**Entries from a page text collection**
..............................

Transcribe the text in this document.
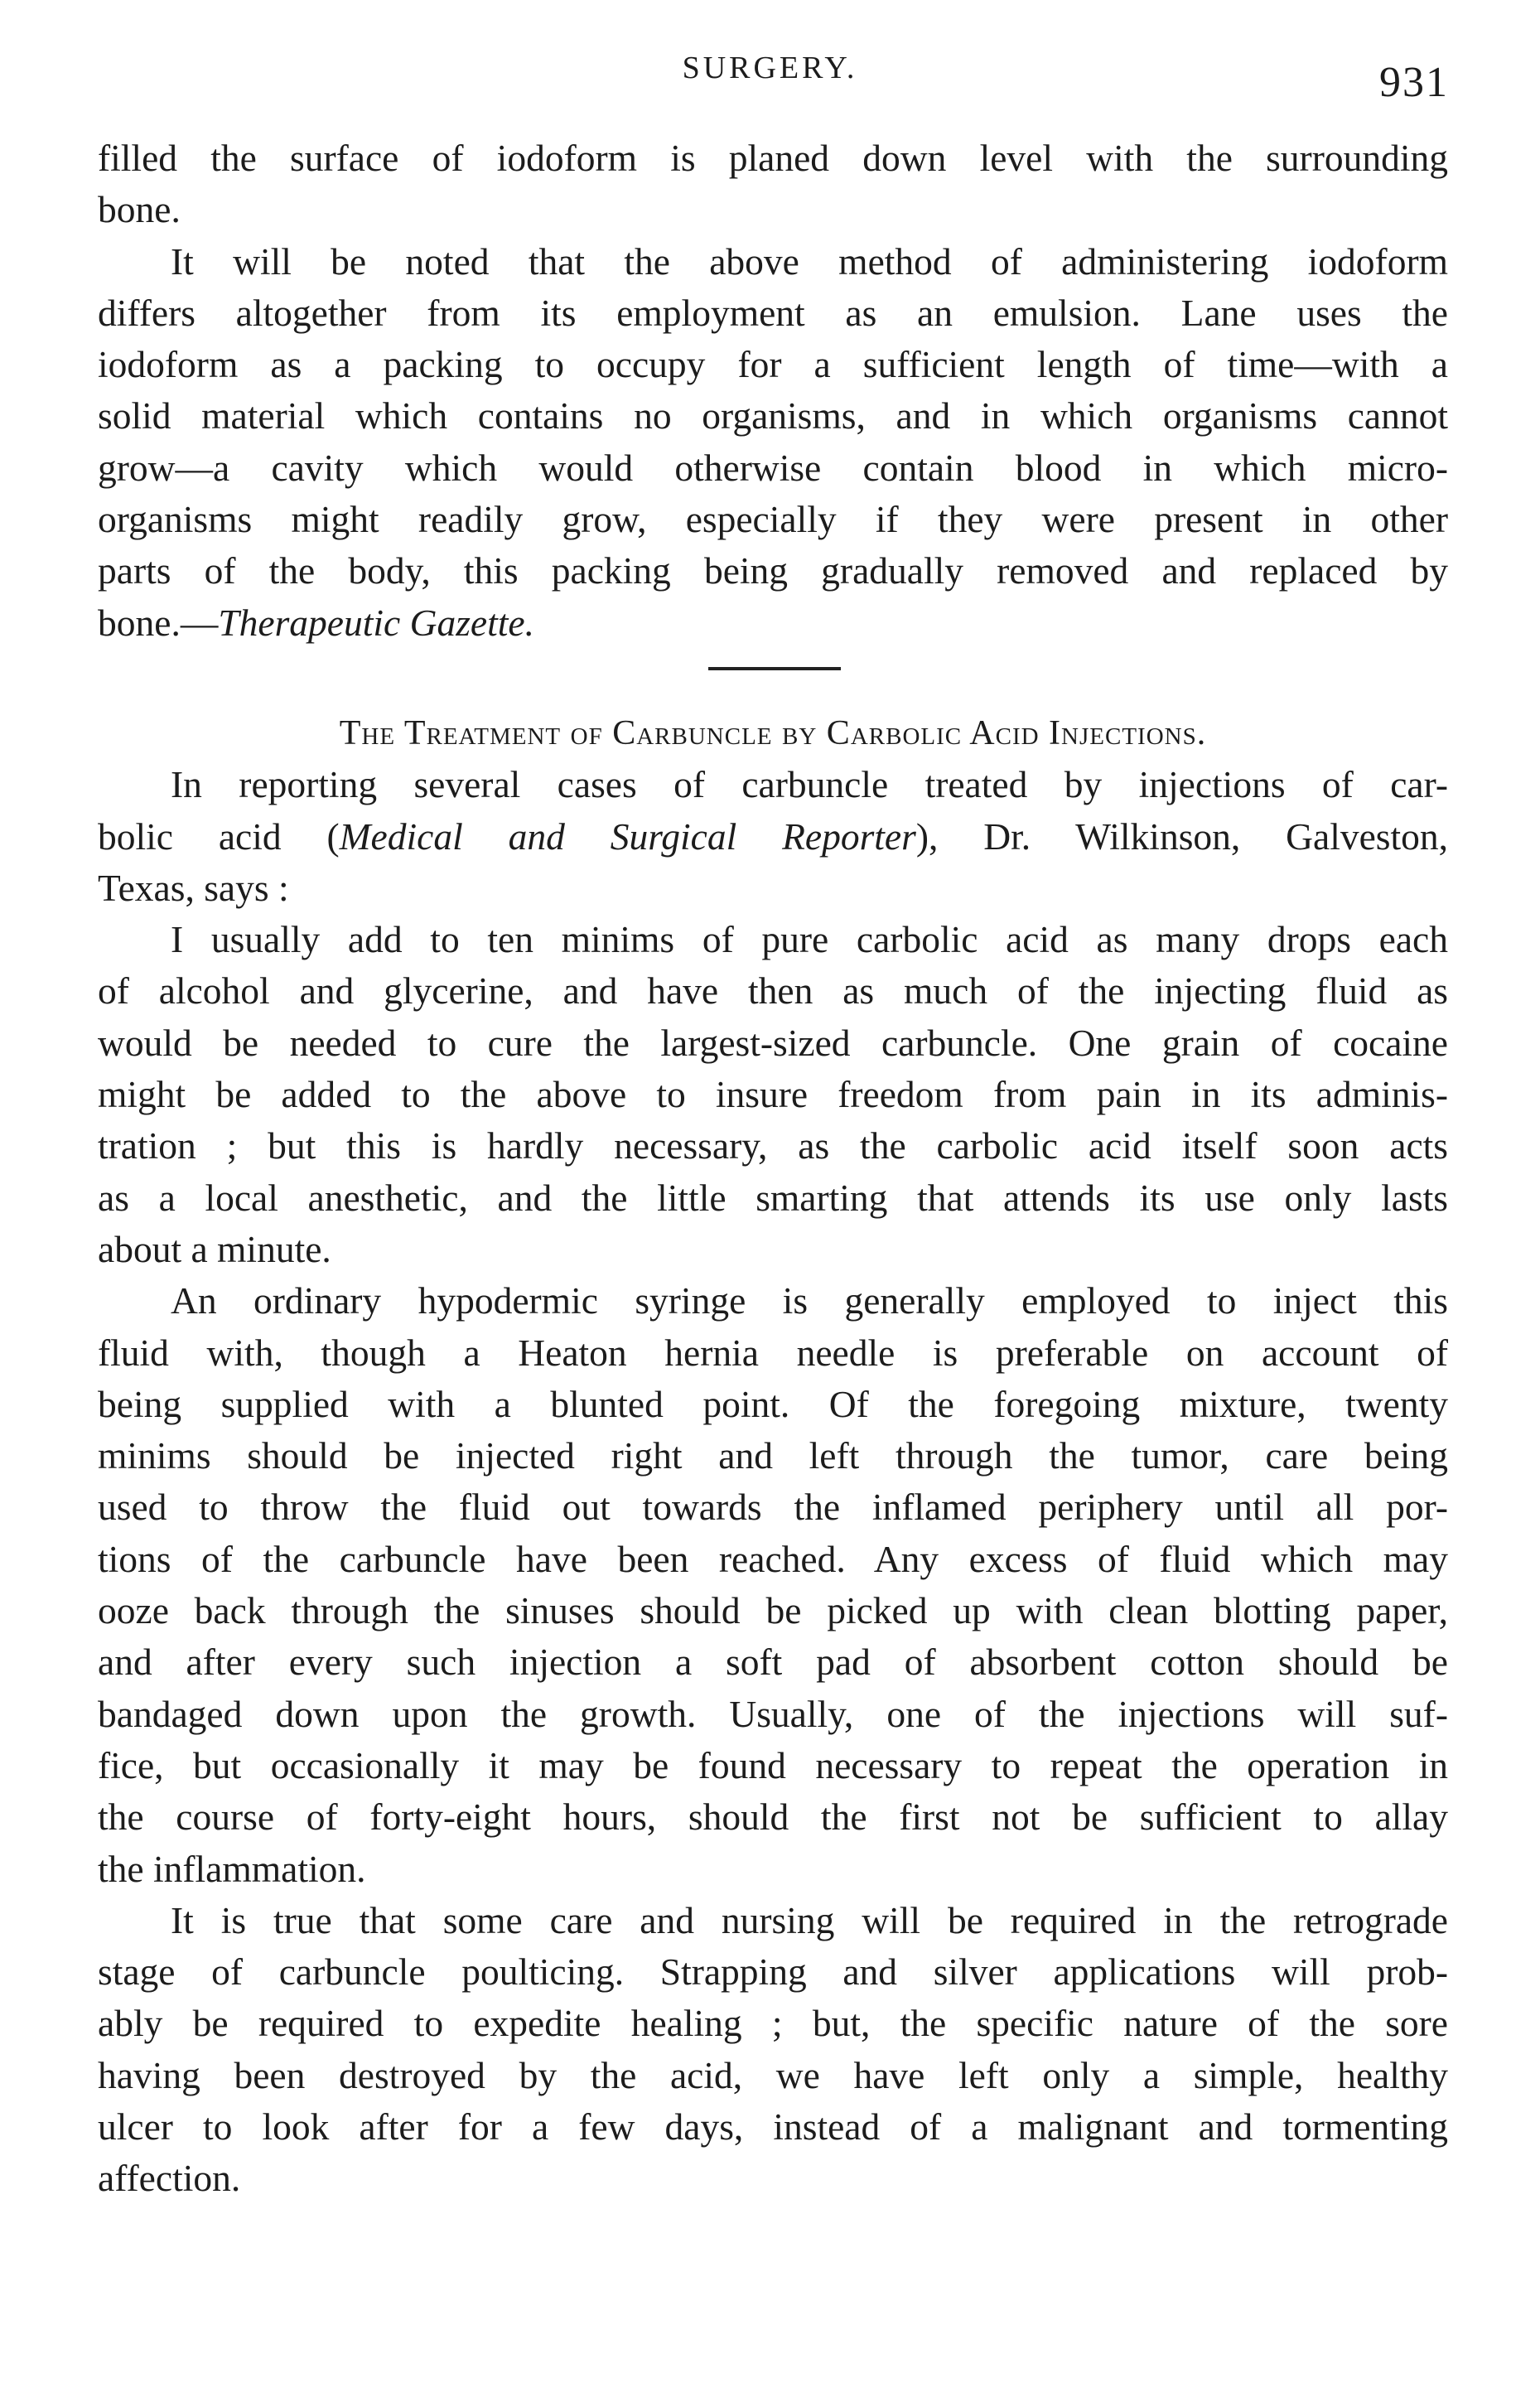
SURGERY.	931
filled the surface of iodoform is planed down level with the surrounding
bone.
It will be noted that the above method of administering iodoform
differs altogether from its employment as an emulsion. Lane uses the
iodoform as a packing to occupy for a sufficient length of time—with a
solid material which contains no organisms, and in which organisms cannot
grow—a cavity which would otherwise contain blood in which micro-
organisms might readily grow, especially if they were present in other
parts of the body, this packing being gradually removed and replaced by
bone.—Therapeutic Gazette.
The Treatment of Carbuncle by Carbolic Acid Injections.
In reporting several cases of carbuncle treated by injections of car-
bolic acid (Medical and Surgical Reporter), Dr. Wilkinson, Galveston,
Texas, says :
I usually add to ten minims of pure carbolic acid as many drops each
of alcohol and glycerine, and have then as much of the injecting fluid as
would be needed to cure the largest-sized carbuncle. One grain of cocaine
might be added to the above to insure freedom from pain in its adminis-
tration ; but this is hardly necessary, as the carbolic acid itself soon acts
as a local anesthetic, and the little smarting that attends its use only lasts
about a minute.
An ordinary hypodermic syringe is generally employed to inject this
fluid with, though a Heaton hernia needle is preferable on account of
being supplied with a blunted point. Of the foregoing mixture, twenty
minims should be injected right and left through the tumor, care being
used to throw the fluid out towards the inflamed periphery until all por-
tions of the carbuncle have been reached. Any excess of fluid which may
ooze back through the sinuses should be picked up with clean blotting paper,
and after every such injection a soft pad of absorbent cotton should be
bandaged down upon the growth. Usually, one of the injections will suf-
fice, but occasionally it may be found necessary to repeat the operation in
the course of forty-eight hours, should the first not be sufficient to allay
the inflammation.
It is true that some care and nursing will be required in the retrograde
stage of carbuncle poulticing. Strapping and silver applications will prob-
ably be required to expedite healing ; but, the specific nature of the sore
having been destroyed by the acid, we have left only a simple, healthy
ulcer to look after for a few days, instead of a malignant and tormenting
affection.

..............................

Transcribe all the data word for word; the images stay out.

**Response area**
Transcribe the text in this document.
SURGERY.	931
filled the surface of iodoform is planed down level with the surrounding
bone.
It will be noted that the above method of administering iodoform
differs altogether from its employment as an emulsion. Lane uses the
iodoform as a packing to occupy for a sufficient length of time—with a
solid material which contains no organisms, and in which organisms cannot
grow—a cavity which would otherwise contain blood in which micro-
organisms might readily grow, especially if they were present in other
parts of the body, this packing being gradually removed and replaced by
bone.—Therapeutic Gazette.
The Treatment of Carbuncle by Carbolic Acid Injections.
In reporting several cases of carbuncle treated by injections of car-
bolic acid (Medical and Surgical Reporter), Dr. Wilkinson, Galveston,
Texas, says :
I usually add to ten minims of pure carbolic acid as many drops each
of alcohol and glycerine, and have then as much of the injecting fluid as
would be needed to cure the largest-sized carbuncle. One grain of cocaine
might be added to the above to insure freedom from pain in its adminis-
tration ; but this is hardly necessary, as the carbolic acid itself soon acts
as a local anesthetic, and the little smarting that attends its use only lasts
about a minute.
An ordinary hypodermic syringe is generally employed to inject this
fluid with, though a Heaton hernia needle is preferable on account of
being supplied with a blunted point. Of the foregoing mixture, twenty
minims should be injected right and left through the tumor, care being
used to throw the fluid out towards the inflamed periphery until all por-
tions of the carbuncle have been reached. Any excess of fluid which may
ooze back through the sinuses should be picked up with clean blotting paper,
and after every such injection a soft pad of absorbent cotton should be
bandaged down upon the growth. Usually, one of the injections will suf-
fice, but occasionally it may be found necessary to repeat the operation in
the course of forty-eight hours, should the first not be sufficient to allay
the inflammation.
It is true that some care and nursing will be required in the retrograde
stage of carbuncle poulticing. Strapping and silver applications will prob-
ably be required to expedite healing ; but, the specific nature of the sore
having been destroyed by the acid, we have left only a simple, healthy
ulcer to look after for a few days, instead of a malignant and tormenting
affection.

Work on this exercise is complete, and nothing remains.